WHAT YOU WILL DO — Find each line holding "example" and copy it out.

RECORDS —
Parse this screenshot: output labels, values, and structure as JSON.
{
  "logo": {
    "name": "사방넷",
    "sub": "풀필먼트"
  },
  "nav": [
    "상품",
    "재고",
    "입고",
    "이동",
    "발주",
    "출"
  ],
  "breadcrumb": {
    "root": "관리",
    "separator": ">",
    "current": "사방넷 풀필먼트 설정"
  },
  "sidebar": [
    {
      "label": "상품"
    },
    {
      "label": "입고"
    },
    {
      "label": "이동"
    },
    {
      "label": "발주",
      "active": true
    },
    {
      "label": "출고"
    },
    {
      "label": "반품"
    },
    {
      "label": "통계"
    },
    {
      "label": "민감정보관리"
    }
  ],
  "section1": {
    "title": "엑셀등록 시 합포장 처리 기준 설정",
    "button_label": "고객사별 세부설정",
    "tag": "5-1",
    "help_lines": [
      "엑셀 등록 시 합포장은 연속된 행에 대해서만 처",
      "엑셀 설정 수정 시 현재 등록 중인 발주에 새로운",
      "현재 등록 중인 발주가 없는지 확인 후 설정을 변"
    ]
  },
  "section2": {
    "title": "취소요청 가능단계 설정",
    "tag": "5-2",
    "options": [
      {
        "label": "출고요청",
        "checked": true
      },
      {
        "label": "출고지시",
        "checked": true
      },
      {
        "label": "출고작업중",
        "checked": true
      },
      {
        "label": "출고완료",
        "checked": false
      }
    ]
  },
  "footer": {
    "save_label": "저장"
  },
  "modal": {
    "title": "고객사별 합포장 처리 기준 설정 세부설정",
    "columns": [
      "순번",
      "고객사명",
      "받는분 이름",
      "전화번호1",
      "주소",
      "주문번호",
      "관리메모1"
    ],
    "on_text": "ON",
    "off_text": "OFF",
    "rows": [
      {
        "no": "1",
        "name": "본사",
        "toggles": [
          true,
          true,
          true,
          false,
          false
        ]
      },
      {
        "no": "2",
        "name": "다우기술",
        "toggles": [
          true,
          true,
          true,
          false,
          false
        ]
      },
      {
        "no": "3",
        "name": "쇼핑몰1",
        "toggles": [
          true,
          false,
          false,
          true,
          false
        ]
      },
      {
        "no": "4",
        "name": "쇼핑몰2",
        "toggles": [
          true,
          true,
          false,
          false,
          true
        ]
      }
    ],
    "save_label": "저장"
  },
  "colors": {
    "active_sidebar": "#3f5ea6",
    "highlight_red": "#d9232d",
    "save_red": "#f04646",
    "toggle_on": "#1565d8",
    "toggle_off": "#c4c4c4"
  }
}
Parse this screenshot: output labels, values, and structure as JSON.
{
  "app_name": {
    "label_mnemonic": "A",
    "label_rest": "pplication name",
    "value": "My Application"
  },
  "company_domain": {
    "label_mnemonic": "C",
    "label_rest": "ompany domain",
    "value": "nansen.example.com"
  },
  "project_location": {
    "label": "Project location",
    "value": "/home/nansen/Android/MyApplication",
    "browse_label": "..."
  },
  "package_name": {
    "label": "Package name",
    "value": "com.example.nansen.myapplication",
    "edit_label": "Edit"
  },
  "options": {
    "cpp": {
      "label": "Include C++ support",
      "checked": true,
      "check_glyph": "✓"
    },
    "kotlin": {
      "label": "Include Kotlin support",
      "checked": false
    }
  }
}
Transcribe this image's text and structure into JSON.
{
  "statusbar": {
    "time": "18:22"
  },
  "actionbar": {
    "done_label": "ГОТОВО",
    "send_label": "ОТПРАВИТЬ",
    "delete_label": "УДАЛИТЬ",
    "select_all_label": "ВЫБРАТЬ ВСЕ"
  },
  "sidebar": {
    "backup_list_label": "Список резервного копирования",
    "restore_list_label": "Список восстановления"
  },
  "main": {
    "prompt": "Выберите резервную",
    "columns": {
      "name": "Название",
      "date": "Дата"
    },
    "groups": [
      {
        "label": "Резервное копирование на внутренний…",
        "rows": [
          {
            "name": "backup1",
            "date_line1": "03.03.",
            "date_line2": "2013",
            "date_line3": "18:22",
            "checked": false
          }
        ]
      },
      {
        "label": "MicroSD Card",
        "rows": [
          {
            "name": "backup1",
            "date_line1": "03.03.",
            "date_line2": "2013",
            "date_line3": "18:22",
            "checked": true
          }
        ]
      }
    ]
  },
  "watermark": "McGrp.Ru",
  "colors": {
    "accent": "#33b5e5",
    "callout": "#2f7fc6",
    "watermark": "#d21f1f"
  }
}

RESULT OF THIS TASK —
    "value": "nansen.example.com"
    "value": "com.example.nansen.myapplication",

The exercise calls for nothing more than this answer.